(Dataset entries)

******************************

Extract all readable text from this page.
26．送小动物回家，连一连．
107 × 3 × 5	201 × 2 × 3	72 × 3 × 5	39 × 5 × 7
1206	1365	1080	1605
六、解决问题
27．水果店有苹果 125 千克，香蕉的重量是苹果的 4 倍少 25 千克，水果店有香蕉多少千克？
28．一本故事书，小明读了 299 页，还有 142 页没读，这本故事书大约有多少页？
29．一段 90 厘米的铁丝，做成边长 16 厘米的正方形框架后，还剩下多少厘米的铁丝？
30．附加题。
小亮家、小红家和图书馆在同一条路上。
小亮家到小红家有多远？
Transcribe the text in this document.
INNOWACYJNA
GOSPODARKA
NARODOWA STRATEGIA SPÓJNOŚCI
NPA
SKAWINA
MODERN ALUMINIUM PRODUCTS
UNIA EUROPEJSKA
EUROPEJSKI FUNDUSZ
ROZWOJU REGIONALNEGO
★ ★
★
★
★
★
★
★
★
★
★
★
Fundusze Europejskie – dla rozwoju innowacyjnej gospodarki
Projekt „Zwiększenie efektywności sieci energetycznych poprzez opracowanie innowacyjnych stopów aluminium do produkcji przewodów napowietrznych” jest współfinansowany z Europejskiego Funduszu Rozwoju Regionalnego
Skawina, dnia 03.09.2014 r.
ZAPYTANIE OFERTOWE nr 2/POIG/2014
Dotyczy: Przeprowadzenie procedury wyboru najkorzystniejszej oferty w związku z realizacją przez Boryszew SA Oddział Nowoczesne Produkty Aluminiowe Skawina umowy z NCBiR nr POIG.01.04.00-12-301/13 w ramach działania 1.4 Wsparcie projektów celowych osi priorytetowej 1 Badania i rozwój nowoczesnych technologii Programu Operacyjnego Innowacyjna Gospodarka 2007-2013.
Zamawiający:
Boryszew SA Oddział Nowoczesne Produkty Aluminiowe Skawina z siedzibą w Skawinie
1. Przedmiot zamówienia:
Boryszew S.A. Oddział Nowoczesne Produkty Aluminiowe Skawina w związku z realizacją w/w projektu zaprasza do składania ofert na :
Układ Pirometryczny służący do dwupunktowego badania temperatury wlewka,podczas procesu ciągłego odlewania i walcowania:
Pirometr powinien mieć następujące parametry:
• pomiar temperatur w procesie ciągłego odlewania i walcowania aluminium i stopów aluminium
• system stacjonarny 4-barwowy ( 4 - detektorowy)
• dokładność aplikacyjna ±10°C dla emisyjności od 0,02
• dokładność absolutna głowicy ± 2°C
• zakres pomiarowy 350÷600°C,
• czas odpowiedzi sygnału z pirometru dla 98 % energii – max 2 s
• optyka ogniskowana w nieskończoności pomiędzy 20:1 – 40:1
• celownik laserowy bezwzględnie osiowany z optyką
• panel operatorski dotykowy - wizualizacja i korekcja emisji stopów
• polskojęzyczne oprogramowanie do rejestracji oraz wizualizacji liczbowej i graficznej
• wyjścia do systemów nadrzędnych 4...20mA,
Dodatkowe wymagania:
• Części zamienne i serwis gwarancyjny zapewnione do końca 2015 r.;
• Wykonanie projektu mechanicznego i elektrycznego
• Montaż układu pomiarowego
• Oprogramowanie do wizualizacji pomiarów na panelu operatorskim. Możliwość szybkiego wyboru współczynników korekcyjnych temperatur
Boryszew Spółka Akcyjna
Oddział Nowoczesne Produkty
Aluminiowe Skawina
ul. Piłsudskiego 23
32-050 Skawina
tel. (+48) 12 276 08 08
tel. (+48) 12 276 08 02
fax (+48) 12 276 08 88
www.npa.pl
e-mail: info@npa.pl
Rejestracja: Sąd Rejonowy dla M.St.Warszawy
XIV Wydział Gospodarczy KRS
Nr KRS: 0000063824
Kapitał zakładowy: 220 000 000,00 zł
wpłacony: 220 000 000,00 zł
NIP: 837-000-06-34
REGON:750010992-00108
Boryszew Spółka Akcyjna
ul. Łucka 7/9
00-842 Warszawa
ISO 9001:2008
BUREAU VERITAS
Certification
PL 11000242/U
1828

******************************

> _Request_
Every entry needs to be retyped exactly.

> _Task response_
Extract all readable text from this page.
26．送小动物回家，连一连．
107 × 3 × 5	201 × 2 × 3	72 × 3 × 5	39 × 5 × 7
1206	1365	1080	1605
六、解决问题
27．水果店有苹果 125 千克，香蕉的重量是苹果的 4 倍少 25 千克，水果店有香蕉多少千克？
28．一本故事书，小明读了 299 页，还有 142 页没读，这本故事书大约有多少页？
29．一段 90 厘米的铁丝，做成边长 16 厘米的正方形框架后，还剩下多少厘米的铁丝？
30．附加题。
小亮家、小红家和图书馆在同一条路上。
小亮家到小红家有多远？
Transcribe the text in this document.
INNOWACYJNA
GOSPODARKA
NARODOWA STRATEGIA SPÓJNOŚCI
NPA
SKAWINA
MODERN ALUMINIUM PRODUCTS
UNIA EUROPEJSKA
EUROPEJSKI FUNDUSZ
ROZWOJU REGIONALNEGO
★ ★
★
★
★
★
★
★
★
★
★
★
Fundusze Europejskie – dla rozwoju innowacyjnej gospodarki
Projekt „Zwiększenie efektywności sieci energetycznych poprzez opracowanie innowacyjnych stopów aluminium do produkcji przewodów napowietrznych” jest współfinansowany z Europejskiego Funduszu Rozwoju Regionalnego
Skawina, dnia 03.09.2014 r.
ZAPYTANIE OFERTOWE nr 2/POIG/2014
Dotyczy: Przeprowadzenie procedury wyboru najkorzystniejszej oferty w związku z realizacją przez Boryszew SA Oddział Nowoczesne Produkty Aluminiowe Skawina umowy z NCBiR nr POIG.01.04.00-12-301/13 w ramach działania 1.4 Wsparcie projektów celowych osi priorytetowej 1 Badania i rozwój nowoczesnych technologii Programu Operacyjnego Innowacyjna Gospodarka 2007-2013.
Zamawiający:
Boryszew SA Oddział Nowoczesne Produkty Aluminiowe Skawina z siedzibą w Skawinie
1. Przedmiot zamówienia:
Boryszew S.A. Oddział Nowoczesne Produkty Aluminiowe Skawina w związku z realizacją w/w projektu zaprasza do składania ofert na :
Układ Pirometryczny służący do dwupunktowego badania temperatury wlewka,podczas procesu ciągłego odlewania i walcowania:
Pirometr powinien mieć następujące parametry:
• pomiar temperatur w procesie ciągłego odlewania i walcowania aluminium i stopów aluminium
• system stacjonarny 4-barwowy ( 4 - detektorowy)
• dokładność aplikacyjna ±10°C dla emisyjności od 0,02
• dokładność absolutna głowicy ± 2°C
• zakres pomiarowy 350÷600°C,
• czas odpowiedzi sygnału z pirometru dla 98 % energii – max 2 s
• optyka ogniskowana w nieskończoności pomiędzy 20:1 – 40:1
• celownik laserowy bezwzględnie osiowany z optyką
• panel operatorski dotykowy - wizualizacja i korekcja emisji stopów
• polskojęzyczne oprogramowanie do rejestracji oraz wizualizacji liczbowej i graficznej
• wyjścia do systemów nadrzędnych 4...20mA,
Dodatkowe wymagania:
• Części zamienne i serwis gwarancyjny zapewnione do końca 2015 r.;
• Wykonanie projektu mechanicznego i elektrycznego
• Montaż układu pomiarowego
• Oprogramowanie do wizualizacji pomiarów na panelu operatorskim. Możliwość szybkiego wyboru współczynników korekcyjnych temperatur
Boryszew Spółka Akcyjna
Oddział Nowoczesne Produkty
Aluminiowe Skawina
ul. Piłsudskiego 23
32-050 Skawina
tel. (+48) 12 276 08 08
tel. (+48) 12 276 08 02
fax (+48) 12 276 08 88
www.npa.pl
e-mail: info@npa.pl
Rejestracja: Sąd Rejonowy dla M.St.Warszawy
XIV Wydział Gospodarczy KRS
Nr KRS: 0000063824
Kapitał zakładowy: 220 000 000,00 zł
wpłacony: 220 000 000,00 zł
NIP: 837-000-06-34
REGON:750010992-00108
Boryszew Spółka Akcyjna
ul. Łucka 7/9
00-842 Warszawa
ISO 9001:2008
BUREAU VERITAS
Certification
PL 11000242/U
1828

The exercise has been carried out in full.